* [Objective] Copy out all lines with the word "Sipariş" in them.

++++++

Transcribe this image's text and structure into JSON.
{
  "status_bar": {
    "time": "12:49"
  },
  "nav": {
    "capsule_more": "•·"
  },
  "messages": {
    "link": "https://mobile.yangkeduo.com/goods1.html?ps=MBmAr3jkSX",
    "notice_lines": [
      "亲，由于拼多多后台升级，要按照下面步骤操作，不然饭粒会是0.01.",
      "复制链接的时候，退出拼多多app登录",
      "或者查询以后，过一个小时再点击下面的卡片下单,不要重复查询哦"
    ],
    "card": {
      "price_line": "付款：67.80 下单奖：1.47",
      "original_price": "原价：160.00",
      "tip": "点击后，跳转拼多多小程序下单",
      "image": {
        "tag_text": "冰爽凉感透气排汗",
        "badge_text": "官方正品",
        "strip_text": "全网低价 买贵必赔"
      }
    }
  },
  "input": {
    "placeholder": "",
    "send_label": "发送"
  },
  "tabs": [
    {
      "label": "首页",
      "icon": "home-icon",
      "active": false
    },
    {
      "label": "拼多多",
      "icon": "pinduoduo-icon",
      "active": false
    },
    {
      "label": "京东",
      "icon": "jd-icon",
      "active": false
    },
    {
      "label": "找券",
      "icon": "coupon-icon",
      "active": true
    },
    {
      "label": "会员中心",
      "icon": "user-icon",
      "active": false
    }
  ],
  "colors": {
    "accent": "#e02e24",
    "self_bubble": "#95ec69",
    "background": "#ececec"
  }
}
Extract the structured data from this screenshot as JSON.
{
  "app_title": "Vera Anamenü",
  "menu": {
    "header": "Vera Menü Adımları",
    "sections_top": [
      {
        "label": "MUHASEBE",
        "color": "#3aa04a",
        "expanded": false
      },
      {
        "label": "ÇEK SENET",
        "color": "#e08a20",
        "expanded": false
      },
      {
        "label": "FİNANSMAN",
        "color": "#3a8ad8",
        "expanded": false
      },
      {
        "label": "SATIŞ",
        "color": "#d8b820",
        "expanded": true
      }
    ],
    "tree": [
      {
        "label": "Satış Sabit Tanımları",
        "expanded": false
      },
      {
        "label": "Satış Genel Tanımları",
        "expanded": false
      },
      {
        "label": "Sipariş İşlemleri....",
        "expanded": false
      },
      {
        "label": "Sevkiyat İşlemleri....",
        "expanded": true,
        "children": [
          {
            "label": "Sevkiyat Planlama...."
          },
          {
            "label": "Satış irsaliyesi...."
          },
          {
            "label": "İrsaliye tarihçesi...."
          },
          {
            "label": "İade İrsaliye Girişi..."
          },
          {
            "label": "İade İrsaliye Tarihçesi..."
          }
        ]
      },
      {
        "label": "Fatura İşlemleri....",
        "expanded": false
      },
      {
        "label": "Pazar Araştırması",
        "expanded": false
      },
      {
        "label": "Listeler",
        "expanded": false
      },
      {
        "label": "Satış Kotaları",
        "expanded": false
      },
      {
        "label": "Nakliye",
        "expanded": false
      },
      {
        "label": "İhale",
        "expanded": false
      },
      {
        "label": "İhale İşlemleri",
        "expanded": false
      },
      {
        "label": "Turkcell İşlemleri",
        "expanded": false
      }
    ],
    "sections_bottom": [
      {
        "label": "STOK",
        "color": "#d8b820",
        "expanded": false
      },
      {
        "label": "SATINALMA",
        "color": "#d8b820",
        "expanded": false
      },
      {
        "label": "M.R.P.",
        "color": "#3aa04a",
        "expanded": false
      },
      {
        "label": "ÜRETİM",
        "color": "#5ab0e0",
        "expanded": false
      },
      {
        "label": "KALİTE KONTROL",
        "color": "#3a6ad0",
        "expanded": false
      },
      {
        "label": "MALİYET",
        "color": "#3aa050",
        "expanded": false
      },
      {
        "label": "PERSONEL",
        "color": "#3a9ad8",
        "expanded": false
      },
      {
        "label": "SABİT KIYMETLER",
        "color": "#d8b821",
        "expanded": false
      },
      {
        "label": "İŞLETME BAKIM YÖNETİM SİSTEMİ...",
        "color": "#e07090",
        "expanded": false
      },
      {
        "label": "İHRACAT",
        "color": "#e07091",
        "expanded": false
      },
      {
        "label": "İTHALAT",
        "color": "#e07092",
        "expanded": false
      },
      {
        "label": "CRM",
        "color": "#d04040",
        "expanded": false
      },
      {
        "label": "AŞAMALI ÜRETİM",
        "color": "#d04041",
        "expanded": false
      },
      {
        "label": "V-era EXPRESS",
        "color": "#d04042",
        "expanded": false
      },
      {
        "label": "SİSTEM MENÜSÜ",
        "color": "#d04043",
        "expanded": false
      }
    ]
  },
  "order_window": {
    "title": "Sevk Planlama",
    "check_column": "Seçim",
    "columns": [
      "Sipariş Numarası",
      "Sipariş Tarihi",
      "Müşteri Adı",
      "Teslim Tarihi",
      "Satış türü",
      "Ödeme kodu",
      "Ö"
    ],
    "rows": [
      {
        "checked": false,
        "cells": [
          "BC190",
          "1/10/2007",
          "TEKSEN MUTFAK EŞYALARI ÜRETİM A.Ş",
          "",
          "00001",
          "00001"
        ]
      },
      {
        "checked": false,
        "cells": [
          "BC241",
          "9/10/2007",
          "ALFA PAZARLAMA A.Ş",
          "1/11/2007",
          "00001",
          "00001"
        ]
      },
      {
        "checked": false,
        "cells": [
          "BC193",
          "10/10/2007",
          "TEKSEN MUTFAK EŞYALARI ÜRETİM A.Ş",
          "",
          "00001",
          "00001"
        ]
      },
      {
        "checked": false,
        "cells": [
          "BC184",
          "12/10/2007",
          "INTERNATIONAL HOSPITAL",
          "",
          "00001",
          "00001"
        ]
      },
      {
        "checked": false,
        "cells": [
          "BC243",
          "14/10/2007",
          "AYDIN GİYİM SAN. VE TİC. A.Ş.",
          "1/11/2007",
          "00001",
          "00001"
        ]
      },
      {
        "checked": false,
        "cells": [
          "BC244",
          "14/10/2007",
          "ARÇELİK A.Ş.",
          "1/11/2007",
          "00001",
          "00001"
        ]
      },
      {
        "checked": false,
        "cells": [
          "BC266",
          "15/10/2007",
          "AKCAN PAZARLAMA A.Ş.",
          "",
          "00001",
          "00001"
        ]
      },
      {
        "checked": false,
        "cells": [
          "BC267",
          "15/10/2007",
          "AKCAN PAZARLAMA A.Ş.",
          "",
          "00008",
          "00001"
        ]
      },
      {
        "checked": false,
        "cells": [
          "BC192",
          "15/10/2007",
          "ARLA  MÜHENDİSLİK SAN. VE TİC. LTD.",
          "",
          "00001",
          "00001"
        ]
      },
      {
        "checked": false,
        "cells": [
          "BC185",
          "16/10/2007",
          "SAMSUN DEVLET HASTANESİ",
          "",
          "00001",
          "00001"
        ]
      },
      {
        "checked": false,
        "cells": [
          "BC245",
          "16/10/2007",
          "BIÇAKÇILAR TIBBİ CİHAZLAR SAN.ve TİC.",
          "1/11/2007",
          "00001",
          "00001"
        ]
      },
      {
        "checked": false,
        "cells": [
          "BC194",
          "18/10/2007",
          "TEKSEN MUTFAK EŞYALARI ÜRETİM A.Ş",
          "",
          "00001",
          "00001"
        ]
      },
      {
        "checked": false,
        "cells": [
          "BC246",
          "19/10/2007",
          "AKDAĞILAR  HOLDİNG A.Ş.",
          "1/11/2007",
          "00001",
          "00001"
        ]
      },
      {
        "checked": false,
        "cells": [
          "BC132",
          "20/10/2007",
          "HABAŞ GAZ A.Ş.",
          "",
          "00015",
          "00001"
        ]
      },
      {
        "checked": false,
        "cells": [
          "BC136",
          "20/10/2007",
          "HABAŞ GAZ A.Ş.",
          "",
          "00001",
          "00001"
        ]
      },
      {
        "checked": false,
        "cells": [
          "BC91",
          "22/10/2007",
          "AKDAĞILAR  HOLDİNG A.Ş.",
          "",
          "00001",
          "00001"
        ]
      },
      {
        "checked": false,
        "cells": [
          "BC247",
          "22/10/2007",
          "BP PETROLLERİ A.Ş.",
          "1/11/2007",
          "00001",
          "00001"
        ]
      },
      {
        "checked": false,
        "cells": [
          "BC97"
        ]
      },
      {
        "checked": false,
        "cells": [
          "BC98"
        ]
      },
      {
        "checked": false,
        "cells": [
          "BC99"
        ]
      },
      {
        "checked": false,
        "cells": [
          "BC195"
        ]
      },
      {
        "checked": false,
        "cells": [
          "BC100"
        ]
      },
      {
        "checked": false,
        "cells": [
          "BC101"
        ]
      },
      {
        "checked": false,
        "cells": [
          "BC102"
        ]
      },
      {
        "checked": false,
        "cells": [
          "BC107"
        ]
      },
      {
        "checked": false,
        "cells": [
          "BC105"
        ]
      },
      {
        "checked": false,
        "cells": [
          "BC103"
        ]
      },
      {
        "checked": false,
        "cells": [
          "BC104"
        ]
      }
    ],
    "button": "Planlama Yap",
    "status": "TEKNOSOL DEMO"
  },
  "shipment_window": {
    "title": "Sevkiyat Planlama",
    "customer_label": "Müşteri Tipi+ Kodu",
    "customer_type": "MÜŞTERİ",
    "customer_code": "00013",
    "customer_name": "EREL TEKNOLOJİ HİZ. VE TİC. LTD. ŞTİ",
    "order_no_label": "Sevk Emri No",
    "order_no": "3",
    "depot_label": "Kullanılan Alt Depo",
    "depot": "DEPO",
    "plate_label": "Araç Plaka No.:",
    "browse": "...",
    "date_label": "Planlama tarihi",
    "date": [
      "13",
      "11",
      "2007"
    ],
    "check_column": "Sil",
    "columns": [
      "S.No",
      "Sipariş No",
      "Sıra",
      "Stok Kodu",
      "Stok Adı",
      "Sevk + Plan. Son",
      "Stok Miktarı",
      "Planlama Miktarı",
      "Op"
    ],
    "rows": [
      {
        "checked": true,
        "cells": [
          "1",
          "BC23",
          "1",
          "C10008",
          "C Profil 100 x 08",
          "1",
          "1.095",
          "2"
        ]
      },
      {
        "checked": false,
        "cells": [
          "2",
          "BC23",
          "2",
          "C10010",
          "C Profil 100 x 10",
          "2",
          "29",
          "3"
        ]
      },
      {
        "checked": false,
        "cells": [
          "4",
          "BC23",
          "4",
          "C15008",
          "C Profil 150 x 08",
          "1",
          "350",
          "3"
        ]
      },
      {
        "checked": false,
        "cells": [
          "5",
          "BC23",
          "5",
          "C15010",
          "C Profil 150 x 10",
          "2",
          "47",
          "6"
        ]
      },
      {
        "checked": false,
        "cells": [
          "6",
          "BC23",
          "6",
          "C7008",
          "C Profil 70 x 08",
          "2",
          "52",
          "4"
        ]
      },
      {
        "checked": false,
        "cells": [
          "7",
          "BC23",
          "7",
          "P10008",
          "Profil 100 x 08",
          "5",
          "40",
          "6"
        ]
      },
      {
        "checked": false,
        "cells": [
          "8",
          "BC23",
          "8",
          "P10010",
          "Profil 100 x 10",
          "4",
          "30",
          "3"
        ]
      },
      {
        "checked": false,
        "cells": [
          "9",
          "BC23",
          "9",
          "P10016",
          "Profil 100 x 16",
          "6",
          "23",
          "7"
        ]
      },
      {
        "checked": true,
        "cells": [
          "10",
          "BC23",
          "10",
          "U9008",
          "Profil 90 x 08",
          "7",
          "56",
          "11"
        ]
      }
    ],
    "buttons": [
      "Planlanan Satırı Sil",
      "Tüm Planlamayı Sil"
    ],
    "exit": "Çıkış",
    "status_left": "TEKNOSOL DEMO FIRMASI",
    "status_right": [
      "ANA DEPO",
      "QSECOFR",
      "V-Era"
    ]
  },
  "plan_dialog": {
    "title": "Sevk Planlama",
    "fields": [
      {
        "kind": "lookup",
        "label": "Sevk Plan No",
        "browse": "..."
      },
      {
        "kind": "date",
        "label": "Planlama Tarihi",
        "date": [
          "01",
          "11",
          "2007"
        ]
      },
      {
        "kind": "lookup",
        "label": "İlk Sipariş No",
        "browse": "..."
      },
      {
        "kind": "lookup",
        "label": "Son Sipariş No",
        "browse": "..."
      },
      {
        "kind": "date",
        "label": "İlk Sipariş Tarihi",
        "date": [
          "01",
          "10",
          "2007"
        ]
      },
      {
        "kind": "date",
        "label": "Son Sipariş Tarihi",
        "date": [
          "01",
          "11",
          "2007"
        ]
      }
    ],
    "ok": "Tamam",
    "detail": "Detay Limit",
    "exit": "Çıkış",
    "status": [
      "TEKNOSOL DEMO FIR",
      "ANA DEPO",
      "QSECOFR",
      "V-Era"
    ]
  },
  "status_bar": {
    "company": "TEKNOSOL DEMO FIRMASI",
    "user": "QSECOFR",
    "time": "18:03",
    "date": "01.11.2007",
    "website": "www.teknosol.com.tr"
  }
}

++++++

* [Solution for this problem]
        "label": "Sipariş İşlemleri....",
      "Sipariş Numarası",
      "Sipariş Tarihi",
      "Sipariş No",
        "label": "İlk Sipariş No",
        "label": "Son Sipariş No",
        "label": "İlk Sipariş Tarihi",
        "label": "Son Sipariş Tarihi",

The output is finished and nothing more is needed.